* _Exercise details_
Transcribe all the entries word for word, omitting any pictures they contain.

* _Data_
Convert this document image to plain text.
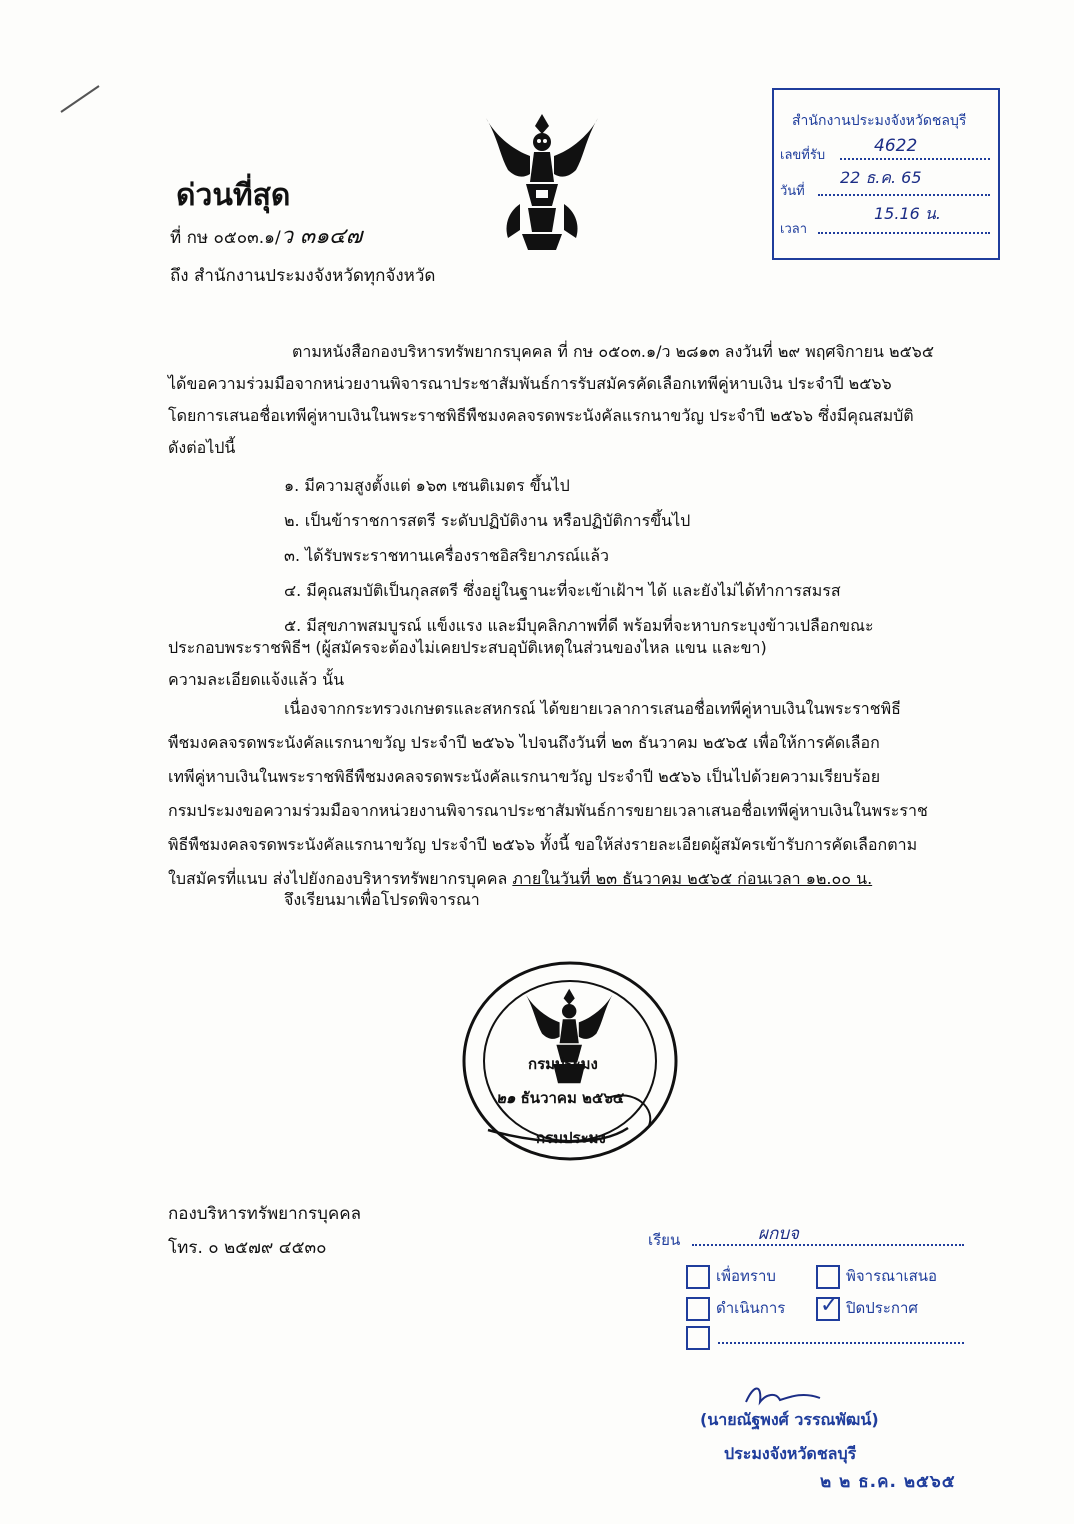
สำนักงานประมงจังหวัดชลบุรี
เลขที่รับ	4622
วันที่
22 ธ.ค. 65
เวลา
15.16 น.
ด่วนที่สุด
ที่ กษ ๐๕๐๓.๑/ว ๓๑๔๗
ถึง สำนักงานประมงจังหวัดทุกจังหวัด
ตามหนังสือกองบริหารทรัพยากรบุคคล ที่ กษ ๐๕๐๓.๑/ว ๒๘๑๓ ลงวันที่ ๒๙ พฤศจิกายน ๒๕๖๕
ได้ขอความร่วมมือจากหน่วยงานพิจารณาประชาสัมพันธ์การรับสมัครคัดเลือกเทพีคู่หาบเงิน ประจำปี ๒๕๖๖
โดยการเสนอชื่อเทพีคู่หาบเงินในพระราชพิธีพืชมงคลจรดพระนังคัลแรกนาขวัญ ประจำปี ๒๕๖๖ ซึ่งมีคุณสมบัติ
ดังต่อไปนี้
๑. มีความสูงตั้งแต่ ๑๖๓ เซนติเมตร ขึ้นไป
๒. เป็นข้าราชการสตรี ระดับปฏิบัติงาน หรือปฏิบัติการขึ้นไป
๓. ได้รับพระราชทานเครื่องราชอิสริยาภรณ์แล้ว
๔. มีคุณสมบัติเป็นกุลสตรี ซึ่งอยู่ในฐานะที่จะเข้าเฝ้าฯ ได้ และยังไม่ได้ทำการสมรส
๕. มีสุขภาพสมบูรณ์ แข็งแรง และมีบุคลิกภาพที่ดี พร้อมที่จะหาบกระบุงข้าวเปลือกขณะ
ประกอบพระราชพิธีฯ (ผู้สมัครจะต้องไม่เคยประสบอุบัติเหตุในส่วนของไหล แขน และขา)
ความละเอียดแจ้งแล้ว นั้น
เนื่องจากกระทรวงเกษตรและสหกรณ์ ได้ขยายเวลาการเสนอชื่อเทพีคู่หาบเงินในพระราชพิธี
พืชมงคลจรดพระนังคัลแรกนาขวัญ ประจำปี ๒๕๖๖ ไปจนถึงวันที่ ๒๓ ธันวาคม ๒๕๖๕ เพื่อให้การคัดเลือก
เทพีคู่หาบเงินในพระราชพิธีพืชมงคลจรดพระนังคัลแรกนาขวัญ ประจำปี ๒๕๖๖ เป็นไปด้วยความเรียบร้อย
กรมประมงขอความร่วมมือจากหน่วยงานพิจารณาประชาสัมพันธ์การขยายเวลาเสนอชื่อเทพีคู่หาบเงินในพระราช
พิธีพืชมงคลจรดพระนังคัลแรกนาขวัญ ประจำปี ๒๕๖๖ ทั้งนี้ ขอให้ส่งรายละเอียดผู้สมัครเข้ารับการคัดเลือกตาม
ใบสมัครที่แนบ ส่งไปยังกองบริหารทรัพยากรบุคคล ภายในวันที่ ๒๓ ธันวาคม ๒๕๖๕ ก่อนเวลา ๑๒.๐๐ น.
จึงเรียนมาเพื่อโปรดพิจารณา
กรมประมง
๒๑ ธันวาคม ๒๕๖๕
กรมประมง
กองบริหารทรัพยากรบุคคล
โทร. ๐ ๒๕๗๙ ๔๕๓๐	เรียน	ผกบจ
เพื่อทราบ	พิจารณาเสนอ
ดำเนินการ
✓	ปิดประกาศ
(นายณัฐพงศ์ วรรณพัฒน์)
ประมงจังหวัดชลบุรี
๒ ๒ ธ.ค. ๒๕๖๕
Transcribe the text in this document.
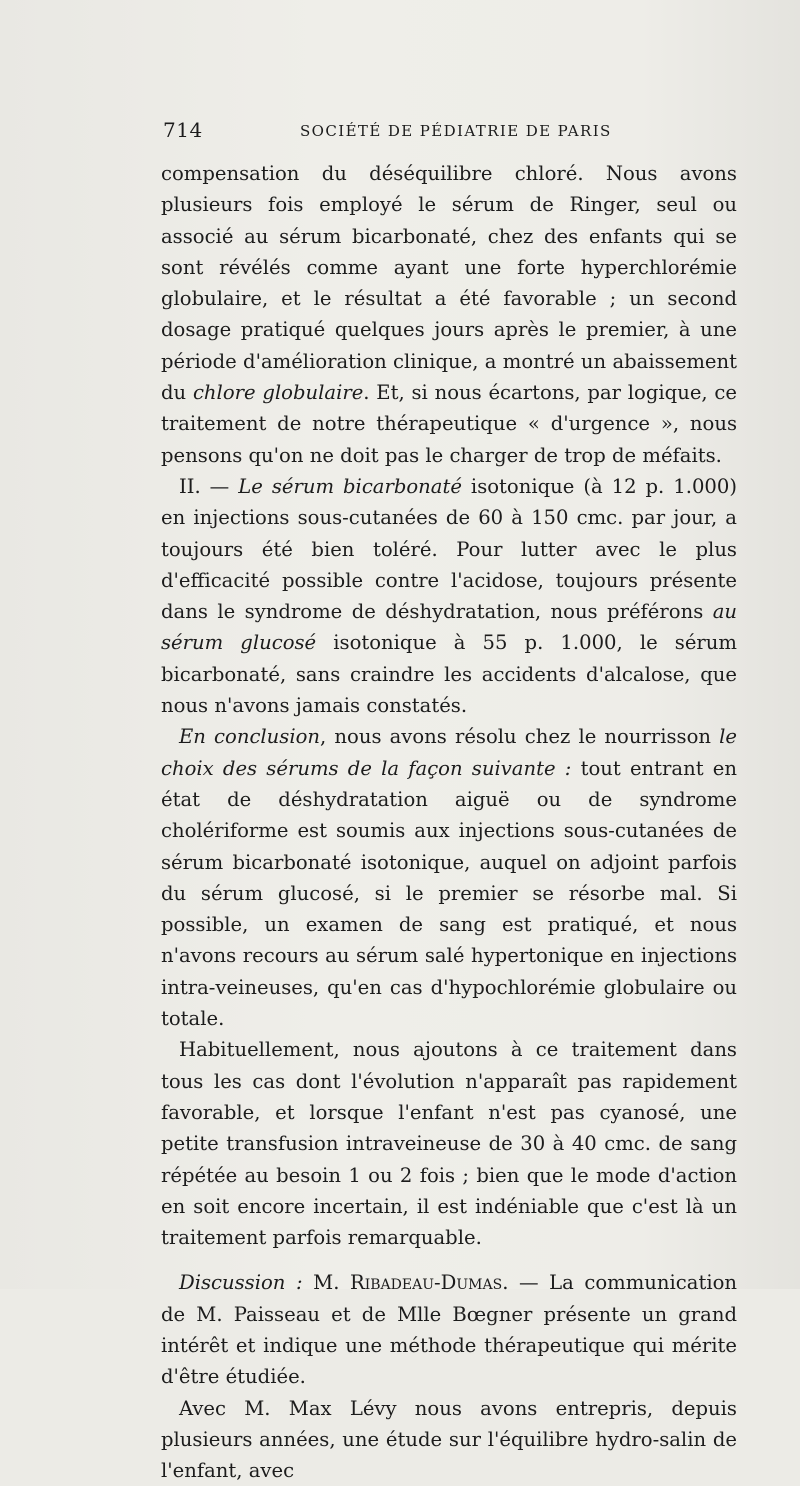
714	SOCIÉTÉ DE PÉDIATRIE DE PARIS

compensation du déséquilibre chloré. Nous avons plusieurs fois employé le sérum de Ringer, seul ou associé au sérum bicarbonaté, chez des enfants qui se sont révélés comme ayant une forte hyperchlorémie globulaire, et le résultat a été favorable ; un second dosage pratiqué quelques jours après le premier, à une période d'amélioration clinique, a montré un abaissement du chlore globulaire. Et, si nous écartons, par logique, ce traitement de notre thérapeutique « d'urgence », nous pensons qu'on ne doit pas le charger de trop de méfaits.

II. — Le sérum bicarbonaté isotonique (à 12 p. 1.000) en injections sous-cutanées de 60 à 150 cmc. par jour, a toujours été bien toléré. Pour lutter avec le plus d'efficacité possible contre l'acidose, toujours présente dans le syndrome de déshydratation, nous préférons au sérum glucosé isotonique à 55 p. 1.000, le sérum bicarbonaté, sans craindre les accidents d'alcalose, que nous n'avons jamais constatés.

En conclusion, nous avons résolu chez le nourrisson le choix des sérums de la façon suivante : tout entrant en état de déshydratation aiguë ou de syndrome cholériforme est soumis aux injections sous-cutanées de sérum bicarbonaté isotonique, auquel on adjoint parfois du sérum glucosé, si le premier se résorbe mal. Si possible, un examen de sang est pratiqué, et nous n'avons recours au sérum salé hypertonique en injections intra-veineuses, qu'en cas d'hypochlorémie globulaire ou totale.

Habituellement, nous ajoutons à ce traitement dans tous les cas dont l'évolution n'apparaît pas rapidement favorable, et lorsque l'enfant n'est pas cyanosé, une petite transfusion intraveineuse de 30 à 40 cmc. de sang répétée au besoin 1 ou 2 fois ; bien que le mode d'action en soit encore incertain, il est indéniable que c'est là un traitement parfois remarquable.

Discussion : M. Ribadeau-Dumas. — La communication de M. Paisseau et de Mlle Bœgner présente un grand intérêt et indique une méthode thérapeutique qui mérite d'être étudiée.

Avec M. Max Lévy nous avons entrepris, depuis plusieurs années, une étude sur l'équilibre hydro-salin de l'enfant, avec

* _Solution to this task_
Convert this document image to plain text.
สำนักงานประมงจังหวัดชลบุรี
เลขที่รับ	4622
วันที่
22 ธ.ค. 65
เวลา
15.16 น.
ด่วนที่สุด
ที่ กษ ๐๕๐๓.๑/ว ๓๑๔๗
ถึง สำนักงานประมงจังหวัดทุกจังหวัด
ตามหนังสือกองบริหารทรัพยากรบุคคล ที่ กษ ๐๕๐๓.๑/ว ๒๘๑๓ ลงวันที่ ๒๙ พฤศจิกายน ๒๕๖๕
ได้ขอความร่วมมือจากหน่วยงานพิจารณาประชาสัมพันธ์การรับสมัครคัดเลือกเทพีคู่หาบเงิน ประจำปี ๒๕๖๖
โดยการเสนอชื่อเทพีคู่หาบเงินในพระราชพิธีพืชมงคลจรดพระนังคัลแรกนาขวัญ ประจำปี ๒๕๖๖ ซึ่งมีคุณสมบัติ
ดังต่อไปนี้
๑. มีความสูงตั้งแต่ ๑๖๓ เซนติเมตร ขึ้นไป
๒. เป็นข้าราชการสตรี ระดับปฏิบัติงาน หรือปฏิบัติการขึ้นไป
๓. ได้รับพระราชทานเครื่องราชอิสริยาภรณ์แล้ว
๔. มีคุณสมบัติเป็นกุลสตรี ซึ่งอยู่ในฐานะที่จะเข้าเฝ้าฯ ได้ และยังไม่ได้ทำการสมรส
๕. มีสุขภาพสมบูรณ์ แข็งแรง และมีบุคลิกภาพที่ดี พร้อมที่จะหาบกระบุงข้าวเปลือกขณะ
ประกอบพระราชพิธีฯ (ผู้สมัครจะต้องไม่เคยประสบอุบัติเหตุในส่วนของไหล แขน และขา)
ความละเอียดแจ้งแล้ว นั้น
เนื่องจากกระทรวงเกษตรและสหกรณ์ ได้ขยายเวลาการเสนอชื่อเทพีคู่หาบเงินในพระราชพิธี
พืชมงคลจรดพระนังคัลแรกนาขวัญ ประจำปี ๒๕๖๖ ไปจนถึงวันที่ ๒๓ ธันวาคม ๒๕๖๕ เพื่อให้การคัดเลือก
เทพีคู่หาบเงินในพระราชพิธีพืชมงคลจรดพระนังคัลแรกนาขวัญ ประจำปี ๒๕๖๖ เป็นไปด้วยความเรียบร้อย
กรมประมงขอความร่วมมือจากหน่วยงานพิจารณาประชาสัมพันธ์การขยายเวลาเสนอชื่อเทพีคู่หาบเงินในพระราช
พิธีพืชมงคลจรดพระนังคัลแรกนาขวัญ ประจำปี ๒๕๖๖ ทั้งนี้ ขอให้ส่งรายละเอียดผู้สมัครเข้ารับการคัดเลือกตาม
ใบสมัครที่แนบ ส่งไปยังกองบริหารทรัพยากรบุคคล ภายในวันที่ ๒๓ ธันวาคม ๒๕๖๕ ก่อนเวลา ๑๒.๐๐ น.
จึงเรียนมาเพื่อโปรดพิจารณา
กรมประมง
๒๑ ธันวาคม ๒๕๖๕
กรมประมง
กองบริหารทรัพยากรบุคคล
โทร. ๐ ๒๕๗๙ ๔๕๓๐	เรียน	ผกบจ
เพื่อทราบ	พิจารณาเสนอ
ดำเนินการ
✓	ปิดประกาศ
(นายณัฐพงศ์ วรรณพัฒน์)
ประมงจังหวัดชลบุรี
๒ ๒ ธ.ค. ๒๕๖๕
Transcribe the text in this document.
714	SOCIÉTÉ DE PÉDIATRIE DE PARIS

compensation du déséquilibre chloré. Nous avons plusieurs fois employé le sérum de Ringer, seul ou associé au sérum bicarbonaté, chez des enfants qui se sont révélés comme ayant une forte hyperchlorémie globulaire, et le résultat a été favorable ; un second dosage pratiqué quelques jours après le premier, à une période d'amélioration clinique, a montré un abaissement du chlore globulaire. Et, si nous écartons, par logique, ce traitement de notre thérapeutique « d'urgence », nous pensons qu'on ne doit pas le charger de trop de méfaits.

II. — Le sérum bicarbonaté isotonique (à 12 p. 1.000) en injections sous-cutanées de 60 à 150 cmc. par jour, a toujours été bien toléré. Pour lutter avec le plus d'efficacité possible contre l'acidose, toujours présente dans le syndrome de déshydratation, nous préférons au sérum glucosé isotonique à 55 p. 1.000, le sérum bicarbonaté, sans craindre les accidents d'alcalose, que nous n'avons jamais constatés.

En conclusion, nous avons résolu chez le nourrisson le choix des sérums de la façon suivante : tout entrant en état de déshydratation aiguë ou de syndrome cholériforme est soumis aux injections sous-cutanées de sérum bicarbonaté isotonique, auquel on adjoint parfois du sérum glucosé, si le premier se résorbe mal. Si possible, un examen de sang est pratiqué, et nous n'avons recours au sérum salé hypertonique en injections intra-veineuses, qu'en cas d'hypochlorémie globulaire ou totale.

Habituellement, nous ajoutons à ce traitement dans tous les cas dont l'évolution n'apparaît pas rapidement favorable, et lorsque l'enfant n'est pas cyanosé, une petite transfusion intraveineuse de 30 à 40 cmc. de sang répétée au besoin 1 ou 2 fois ; bien que le mode d'action en soit encore incertain, il est indéniable que c'est là un traitement parfois remarquable.

Discussion : M. Ribadeau-Dumas. — La communication de M. Paisseau et de Mlle Bœgner présente un grand intérêt et indique une méthode thérapeutique qui mérite d'être étudiée.

Avec M. Max Lévy nous avons entrepris, depuis plusieurs années, une étude sur l'équilibre hydro-salin de l'enfant, avec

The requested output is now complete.